◆ **RECORDS PROVIDED**:
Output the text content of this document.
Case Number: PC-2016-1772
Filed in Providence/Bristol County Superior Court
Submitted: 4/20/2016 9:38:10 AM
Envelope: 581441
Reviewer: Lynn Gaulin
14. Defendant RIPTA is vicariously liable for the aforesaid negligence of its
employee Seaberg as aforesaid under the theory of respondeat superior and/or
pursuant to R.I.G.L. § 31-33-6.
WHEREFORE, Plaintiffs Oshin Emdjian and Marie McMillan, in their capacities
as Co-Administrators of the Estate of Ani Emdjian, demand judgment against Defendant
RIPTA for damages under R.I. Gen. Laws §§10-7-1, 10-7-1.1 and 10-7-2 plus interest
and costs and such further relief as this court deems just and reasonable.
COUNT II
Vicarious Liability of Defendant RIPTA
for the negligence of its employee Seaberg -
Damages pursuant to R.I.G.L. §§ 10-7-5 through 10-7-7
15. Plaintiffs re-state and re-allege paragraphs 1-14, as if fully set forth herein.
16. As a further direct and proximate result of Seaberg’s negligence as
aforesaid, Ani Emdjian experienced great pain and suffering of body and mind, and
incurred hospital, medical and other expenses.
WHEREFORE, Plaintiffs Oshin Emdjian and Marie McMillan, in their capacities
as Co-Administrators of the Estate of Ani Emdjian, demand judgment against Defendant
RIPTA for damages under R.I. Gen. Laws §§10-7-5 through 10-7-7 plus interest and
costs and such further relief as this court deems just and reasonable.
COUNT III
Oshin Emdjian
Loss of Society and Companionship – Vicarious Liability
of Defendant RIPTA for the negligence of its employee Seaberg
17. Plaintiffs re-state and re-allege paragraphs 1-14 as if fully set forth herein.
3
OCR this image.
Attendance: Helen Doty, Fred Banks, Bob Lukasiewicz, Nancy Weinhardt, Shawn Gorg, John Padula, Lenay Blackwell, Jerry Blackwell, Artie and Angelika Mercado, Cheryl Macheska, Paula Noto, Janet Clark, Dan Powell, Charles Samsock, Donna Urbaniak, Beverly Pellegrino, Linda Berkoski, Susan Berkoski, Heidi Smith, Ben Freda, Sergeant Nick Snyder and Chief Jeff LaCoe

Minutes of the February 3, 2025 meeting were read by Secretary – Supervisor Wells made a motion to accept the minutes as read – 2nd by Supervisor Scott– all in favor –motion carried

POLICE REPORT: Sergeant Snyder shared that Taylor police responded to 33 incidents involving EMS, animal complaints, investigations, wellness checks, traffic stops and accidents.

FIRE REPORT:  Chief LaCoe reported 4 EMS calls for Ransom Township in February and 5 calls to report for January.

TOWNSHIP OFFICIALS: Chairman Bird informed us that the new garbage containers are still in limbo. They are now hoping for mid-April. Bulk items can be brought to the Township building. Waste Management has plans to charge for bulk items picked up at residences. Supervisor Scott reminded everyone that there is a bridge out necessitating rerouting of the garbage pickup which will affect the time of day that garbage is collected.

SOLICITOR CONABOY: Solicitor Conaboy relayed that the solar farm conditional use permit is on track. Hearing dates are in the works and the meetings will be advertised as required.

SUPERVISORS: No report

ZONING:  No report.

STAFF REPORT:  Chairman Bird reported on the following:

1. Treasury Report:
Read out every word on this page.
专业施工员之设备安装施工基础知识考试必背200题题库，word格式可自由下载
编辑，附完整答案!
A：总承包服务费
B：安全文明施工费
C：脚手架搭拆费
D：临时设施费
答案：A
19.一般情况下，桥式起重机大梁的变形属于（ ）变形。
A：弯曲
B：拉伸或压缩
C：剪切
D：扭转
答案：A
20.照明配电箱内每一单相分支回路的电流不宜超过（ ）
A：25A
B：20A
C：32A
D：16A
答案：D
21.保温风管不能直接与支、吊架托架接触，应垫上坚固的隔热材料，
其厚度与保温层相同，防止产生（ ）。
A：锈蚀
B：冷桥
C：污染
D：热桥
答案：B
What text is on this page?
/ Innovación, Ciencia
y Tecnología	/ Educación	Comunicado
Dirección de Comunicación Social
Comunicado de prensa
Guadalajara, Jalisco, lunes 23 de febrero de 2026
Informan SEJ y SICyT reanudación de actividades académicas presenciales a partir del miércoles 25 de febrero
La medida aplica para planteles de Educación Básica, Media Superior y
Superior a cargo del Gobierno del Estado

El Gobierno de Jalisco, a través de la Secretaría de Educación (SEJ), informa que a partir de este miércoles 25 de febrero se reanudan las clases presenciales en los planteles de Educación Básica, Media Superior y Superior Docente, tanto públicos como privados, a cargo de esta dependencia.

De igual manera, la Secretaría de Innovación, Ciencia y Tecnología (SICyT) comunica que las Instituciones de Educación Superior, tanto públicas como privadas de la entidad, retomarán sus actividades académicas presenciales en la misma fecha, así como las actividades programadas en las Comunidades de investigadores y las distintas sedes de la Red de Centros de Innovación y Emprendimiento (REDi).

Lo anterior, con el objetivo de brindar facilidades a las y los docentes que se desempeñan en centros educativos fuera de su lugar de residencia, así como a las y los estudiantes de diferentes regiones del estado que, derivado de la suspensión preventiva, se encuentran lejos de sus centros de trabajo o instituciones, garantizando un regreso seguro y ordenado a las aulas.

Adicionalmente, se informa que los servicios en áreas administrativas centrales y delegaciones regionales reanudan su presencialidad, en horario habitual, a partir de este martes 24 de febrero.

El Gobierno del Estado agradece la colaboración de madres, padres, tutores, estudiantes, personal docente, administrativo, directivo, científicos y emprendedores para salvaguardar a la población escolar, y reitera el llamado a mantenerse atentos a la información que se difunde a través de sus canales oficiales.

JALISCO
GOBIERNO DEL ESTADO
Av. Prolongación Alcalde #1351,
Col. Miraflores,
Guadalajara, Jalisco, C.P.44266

◆ **STATED PROBLEM**:
Report all lines of the data that include the word "allege".

◆ **FINAL RESULT**:
15. Plaintiffs re-state and re-allege paragraphs 1-14, as if fully set forth herein.
17. Plaintiffs re-state and re-allege paragraphs 1-14 as if fully set forth herein.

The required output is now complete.